**Element and region data**:
## begin

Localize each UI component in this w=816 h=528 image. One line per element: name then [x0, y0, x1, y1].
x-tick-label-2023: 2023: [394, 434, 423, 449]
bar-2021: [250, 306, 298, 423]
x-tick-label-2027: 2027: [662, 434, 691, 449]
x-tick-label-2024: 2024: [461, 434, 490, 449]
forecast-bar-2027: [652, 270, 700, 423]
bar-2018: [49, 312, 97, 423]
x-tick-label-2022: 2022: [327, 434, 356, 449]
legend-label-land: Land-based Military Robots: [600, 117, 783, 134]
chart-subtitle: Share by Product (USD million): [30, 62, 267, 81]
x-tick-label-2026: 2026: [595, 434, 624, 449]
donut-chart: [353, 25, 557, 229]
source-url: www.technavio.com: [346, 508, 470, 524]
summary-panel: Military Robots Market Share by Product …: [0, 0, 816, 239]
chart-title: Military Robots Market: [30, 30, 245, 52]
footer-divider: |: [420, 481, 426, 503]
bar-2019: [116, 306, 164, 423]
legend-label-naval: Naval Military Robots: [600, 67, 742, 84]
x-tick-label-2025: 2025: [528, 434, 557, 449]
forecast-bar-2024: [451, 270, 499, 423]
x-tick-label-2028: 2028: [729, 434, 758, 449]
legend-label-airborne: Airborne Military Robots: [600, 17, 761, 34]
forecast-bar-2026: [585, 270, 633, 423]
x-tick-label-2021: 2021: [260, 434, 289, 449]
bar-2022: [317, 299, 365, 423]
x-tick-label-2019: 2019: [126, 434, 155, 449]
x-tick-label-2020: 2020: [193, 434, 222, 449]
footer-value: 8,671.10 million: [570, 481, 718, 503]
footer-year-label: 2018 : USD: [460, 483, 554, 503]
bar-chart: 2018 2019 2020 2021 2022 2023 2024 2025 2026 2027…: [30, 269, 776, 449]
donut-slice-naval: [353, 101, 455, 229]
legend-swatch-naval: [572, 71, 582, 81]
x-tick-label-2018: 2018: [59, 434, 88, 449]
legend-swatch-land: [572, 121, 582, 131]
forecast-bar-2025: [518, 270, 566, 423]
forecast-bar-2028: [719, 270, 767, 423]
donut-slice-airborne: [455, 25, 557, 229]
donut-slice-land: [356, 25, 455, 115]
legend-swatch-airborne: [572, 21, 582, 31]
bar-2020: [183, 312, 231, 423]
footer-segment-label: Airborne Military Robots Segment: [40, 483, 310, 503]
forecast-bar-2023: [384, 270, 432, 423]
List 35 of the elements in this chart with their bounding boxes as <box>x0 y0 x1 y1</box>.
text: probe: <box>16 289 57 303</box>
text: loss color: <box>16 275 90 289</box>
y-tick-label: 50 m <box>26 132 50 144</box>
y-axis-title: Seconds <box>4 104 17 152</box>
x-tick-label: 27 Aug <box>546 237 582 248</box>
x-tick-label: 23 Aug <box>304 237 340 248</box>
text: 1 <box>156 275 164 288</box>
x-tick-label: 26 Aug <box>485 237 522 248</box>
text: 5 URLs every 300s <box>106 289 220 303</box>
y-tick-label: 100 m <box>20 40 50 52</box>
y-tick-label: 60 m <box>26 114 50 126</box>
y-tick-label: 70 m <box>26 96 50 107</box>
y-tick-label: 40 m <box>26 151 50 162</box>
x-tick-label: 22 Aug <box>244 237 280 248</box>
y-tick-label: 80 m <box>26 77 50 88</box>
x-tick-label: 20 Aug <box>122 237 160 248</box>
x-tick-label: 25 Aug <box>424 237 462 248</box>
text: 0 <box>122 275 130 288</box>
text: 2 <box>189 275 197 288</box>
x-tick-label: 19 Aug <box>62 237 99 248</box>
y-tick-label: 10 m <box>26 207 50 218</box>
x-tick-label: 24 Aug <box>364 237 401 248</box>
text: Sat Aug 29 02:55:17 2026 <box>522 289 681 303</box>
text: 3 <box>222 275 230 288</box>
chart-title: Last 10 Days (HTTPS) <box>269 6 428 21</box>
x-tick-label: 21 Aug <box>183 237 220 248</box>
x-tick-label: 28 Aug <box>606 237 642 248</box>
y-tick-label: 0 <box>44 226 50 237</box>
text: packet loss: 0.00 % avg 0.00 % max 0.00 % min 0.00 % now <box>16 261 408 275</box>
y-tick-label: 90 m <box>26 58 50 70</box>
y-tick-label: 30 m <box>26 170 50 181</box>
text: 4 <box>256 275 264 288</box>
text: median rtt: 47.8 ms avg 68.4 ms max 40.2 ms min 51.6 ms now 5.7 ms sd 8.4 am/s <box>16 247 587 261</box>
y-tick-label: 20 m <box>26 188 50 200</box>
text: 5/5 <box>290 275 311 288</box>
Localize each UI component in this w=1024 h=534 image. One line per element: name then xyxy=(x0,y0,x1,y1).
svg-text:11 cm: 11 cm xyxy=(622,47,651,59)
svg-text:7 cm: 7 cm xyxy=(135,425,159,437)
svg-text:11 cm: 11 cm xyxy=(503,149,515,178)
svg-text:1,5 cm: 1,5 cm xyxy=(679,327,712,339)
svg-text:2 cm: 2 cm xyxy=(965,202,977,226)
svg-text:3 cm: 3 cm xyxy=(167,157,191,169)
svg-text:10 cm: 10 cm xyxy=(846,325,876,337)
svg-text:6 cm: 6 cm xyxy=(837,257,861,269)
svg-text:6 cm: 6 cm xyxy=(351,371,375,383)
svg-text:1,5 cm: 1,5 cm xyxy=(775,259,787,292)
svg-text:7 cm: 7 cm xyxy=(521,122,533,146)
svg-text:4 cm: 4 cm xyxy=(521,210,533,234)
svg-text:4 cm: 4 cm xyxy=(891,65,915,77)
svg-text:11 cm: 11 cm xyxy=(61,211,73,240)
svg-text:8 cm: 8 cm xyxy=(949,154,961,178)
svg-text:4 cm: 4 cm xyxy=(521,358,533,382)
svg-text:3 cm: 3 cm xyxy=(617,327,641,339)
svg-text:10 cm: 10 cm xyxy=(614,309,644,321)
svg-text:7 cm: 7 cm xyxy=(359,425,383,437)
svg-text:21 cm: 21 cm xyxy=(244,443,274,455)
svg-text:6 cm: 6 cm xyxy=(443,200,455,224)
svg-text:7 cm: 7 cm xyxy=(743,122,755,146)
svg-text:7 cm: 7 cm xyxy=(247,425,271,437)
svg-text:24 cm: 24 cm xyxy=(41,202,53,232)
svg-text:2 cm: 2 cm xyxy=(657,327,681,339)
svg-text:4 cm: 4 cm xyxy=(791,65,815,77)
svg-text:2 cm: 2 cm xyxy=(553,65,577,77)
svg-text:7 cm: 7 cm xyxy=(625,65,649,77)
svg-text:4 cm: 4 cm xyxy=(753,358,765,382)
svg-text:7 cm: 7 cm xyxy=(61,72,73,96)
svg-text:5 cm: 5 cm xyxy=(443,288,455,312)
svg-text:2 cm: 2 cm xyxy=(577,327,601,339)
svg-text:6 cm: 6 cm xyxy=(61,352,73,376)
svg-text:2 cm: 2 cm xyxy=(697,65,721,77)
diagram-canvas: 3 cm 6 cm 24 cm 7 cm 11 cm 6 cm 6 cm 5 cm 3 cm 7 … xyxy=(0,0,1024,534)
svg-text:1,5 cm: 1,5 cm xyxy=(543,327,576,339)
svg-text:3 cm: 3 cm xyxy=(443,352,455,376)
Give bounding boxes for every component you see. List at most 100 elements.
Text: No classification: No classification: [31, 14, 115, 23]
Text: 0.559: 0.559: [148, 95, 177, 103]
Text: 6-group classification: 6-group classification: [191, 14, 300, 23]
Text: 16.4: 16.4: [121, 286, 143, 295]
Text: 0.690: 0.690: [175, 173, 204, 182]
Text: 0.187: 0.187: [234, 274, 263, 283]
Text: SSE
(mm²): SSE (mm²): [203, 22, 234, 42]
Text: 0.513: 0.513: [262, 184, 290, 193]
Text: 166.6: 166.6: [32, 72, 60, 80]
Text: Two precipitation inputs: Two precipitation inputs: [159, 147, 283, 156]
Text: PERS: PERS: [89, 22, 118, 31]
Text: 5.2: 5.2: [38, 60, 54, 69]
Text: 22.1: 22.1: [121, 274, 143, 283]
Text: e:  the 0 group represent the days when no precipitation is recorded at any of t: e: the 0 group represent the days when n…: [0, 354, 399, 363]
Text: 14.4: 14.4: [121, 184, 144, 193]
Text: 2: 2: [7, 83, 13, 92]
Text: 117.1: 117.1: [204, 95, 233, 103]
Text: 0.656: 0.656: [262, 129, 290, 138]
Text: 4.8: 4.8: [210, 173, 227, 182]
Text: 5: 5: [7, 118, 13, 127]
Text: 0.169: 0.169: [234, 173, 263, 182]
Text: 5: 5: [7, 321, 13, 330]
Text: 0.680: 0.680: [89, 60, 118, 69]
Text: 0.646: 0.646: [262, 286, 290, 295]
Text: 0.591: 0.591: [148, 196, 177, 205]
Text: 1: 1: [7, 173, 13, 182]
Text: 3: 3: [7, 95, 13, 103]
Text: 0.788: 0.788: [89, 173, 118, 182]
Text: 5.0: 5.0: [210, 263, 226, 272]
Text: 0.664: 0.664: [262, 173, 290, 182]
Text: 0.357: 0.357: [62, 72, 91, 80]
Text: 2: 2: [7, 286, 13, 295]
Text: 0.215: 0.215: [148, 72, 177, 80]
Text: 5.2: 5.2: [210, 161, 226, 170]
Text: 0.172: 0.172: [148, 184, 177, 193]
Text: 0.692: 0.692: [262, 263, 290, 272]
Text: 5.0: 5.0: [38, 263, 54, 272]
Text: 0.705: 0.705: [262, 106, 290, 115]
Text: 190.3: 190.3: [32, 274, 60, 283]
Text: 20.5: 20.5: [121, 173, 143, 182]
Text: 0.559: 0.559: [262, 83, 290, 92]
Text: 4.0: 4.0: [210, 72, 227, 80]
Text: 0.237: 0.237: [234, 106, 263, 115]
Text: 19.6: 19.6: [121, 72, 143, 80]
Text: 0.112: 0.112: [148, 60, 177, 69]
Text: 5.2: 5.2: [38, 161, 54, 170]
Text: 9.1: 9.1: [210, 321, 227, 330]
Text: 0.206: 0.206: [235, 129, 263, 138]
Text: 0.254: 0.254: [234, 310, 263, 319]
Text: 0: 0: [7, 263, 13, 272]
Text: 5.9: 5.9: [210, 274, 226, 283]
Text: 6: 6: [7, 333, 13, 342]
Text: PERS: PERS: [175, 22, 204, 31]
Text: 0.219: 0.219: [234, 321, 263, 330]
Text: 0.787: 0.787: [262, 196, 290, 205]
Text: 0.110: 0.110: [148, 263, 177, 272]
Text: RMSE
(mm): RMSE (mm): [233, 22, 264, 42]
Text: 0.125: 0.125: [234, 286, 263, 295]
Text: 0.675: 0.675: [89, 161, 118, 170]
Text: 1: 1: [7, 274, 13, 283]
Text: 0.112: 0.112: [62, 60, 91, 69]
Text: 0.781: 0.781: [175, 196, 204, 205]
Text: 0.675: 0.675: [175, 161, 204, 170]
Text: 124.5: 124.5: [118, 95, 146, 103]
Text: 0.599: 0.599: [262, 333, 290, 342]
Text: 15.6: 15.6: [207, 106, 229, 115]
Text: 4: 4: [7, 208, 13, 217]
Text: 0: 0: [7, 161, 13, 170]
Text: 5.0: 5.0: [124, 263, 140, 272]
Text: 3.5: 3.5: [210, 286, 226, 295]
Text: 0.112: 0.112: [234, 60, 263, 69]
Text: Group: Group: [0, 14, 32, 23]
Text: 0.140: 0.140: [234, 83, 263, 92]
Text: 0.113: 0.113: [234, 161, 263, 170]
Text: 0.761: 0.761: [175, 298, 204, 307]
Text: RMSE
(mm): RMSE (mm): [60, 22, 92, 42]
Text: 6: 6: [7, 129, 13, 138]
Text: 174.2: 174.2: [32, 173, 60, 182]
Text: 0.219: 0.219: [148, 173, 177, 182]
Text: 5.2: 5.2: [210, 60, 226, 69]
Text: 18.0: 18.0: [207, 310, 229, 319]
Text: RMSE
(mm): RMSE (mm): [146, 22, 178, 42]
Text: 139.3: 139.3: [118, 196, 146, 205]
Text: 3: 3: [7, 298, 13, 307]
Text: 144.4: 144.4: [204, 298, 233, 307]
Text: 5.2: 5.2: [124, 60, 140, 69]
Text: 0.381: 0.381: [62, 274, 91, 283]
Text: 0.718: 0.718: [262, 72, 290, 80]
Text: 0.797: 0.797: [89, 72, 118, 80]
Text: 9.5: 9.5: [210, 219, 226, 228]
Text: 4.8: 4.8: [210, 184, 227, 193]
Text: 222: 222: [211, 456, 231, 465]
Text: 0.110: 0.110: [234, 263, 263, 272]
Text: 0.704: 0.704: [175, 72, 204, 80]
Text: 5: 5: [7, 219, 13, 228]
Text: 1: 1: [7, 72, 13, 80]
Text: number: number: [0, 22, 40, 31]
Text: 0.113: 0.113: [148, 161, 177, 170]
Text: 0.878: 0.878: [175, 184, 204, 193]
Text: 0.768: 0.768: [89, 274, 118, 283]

## end

**WORK INSTRUCTIONS**: Quote the items above word for word, from the first line up to and including the line that contains "legend-label-land: Land-based Military".

**ANSWER TO THIS TASK**:
Localize each UI component in this w=816 h=528 image. One line per element: name then [x0, y0, x1, y1].
x-tick-label-2023: 2023: [394, 434, 423, 449]
bar-2021: [250, 306, 298, 423]
x-tick-label-2027: 2027: [662, 434, 691, 449]
x-tick-label-2024: 2024: [461, 434, 490, 449]
forecast-bar-2027: [652, 270, 700, 423]
bar-2018: [49, 312, 97, 423]
x-tick-label-2022: 2022: [327, 434, 356, 449]
legend-label-land: Land-based Military Robots: [600, 117, 783, 134]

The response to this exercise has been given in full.